### Input rows ###

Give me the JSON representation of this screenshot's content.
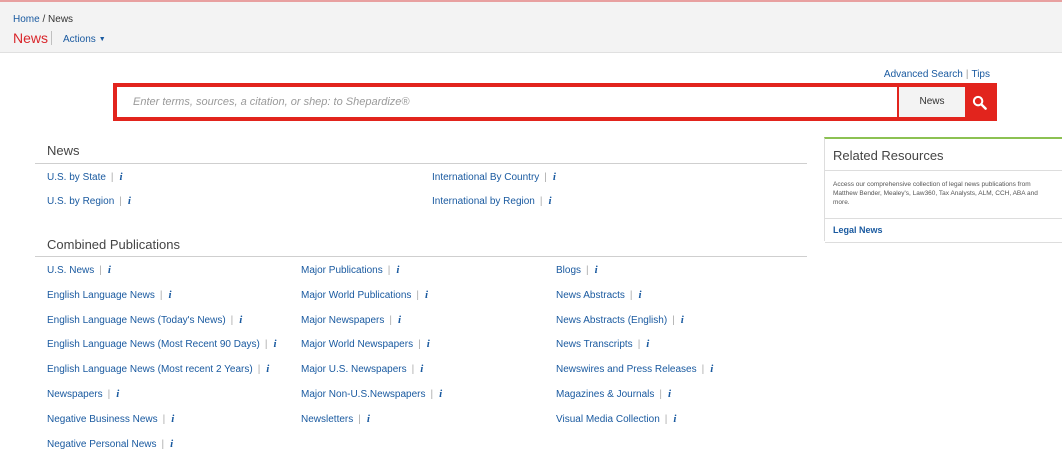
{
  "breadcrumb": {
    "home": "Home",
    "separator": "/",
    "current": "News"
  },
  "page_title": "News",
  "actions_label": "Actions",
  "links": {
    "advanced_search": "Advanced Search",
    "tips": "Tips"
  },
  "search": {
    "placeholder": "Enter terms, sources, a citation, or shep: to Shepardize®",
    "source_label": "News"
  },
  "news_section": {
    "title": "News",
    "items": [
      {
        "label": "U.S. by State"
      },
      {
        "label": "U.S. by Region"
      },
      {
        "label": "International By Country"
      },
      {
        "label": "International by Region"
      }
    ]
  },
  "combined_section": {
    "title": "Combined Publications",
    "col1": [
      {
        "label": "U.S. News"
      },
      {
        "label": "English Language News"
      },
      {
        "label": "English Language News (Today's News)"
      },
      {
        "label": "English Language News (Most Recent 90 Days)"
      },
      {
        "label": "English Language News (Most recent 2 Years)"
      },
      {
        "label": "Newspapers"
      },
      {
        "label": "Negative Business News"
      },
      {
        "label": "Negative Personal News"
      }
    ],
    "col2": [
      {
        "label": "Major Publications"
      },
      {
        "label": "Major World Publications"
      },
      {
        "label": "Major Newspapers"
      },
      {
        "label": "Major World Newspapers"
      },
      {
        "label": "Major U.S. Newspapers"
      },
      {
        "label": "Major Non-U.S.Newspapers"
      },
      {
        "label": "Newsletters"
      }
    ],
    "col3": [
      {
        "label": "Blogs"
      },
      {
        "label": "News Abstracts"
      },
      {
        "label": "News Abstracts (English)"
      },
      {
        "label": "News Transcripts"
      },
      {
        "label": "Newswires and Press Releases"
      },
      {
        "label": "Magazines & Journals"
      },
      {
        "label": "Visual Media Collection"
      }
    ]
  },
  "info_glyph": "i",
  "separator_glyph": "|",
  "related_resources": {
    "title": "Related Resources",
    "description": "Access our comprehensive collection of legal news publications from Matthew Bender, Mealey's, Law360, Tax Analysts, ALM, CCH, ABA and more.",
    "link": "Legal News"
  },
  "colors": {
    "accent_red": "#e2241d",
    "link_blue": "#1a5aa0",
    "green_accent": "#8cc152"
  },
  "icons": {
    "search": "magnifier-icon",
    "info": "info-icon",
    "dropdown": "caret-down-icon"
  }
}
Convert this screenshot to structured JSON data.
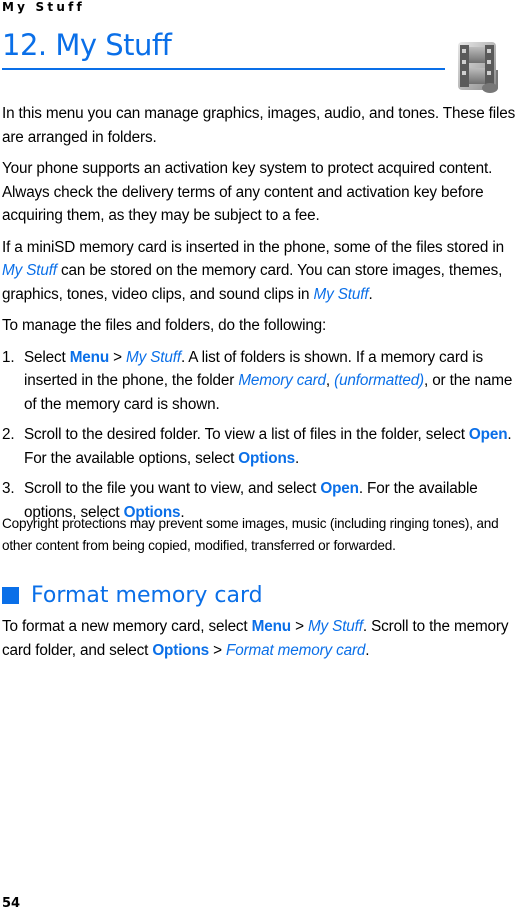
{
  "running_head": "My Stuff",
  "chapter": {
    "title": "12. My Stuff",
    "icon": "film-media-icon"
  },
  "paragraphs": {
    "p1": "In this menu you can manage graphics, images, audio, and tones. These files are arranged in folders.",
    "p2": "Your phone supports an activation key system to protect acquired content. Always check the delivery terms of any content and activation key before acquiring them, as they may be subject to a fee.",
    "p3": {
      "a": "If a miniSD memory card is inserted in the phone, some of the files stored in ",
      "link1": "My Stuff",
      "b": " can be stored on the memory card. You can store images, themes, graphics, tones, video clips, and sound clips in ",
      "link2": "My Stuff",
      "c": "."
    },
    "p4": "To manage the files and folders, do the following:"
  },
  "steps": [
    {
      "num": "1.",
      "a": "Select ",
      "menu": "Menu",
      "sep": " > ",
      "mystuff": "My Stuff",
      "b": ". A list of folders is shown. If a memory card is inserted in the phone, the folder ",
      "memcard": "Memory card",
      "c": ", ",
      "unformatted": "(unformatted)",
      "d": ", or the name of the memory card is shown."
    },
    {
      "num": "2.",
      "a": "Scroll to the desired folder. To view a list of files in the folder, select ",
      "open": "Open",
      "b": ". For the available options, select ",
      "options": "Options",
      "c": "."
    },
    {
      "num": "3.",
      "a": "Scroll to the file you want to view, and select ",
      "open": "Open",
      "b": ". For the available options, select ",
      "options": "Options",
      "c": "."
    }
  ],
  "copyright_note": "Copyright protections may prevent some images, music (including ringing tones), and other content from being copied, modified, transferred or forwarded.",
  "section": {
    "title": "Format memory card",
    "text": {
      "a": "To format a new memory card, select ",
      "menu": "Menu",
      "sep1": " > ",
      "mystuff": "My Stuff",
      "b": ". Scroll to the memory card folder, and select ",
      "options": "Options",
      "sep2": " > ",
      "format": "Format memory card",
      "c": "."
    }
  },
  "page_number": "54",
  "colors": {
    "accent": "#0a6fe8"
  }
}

###

Description of the task — Copy out each line of the data where the string "Newspapers" appears.

Response below —
        "label": "Newspapers"
        "label": "Major Newspapers"
        "label": "Major World Newspapers"
        "label": "Major U.S. Newspapers"
        "label": "Major Non-U.S.Newspapers"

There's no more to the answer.